### Exercise data
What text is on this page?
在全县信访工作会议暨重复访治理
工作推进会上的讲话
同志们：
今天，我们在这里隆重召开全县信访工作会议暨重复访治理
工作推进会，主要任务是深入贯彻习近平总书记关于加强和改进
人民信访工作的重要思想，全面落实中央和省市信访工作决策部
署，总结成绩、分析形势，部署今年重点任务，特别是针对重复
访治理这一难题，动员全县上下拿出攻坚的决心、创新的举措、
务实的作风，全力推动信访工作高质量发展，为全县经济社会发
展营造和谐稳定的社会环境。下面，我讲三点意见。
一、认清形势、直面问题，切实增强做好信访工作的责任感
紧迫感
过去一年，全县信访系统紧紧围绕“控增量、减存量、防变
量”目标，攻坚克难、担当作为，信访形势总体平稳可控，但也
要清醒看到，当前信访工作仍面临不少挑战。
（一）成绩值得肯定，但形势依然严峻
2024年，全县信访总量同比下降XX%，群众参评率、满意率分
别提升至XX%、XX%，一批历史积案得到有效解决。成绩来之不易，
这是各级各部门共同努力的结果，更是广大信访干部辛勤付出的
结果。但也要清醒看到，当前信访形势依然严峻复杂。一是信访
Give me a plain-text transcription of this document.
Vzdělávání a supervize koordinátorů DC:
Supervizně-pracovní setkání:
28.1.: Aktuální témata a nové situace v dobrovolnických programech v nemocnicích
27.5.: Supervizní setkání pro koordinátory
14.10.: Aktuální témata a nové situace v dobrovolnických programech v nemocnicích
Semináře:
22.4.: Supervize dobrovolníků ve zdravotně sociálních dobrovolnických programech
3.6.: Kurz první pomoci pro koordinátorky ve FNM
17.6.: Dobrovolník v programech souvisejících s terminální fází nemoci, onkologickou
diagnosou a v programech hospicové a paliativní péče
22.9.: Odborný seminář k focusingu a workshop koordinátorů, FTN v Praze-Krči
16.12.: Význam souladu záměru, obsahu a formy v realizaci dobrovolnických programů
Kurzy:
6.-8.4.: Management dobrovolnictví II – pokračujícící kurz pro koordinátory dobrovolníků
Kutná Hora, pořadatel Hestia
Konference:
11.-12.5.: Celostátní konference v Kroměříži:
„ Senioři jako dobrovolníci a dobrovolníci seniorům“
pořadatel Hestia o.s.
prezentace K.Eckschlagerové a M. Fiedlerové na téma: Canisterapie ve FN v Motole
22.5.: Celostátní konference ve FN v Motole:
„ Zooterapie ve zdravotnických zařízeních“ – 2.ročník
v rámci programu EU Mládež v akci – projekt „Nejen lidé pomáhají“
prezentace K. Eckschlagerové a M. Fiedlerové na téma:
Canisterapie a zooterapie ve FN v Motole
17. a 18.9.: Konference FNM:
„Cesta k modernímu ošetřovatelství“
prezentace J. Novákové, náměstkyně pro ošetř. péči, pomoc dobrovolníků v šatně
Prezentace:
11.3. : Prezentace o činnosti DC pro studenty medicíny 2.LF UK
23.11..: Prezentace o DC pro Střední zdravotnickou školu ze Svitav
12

### Aim of the exercise
Pull every line containing the word "setkání" out of the entries above.

### Answer to the problem
Supervizně-pracovní setkání:
27.5.: Supervizní setkání pro koordinátory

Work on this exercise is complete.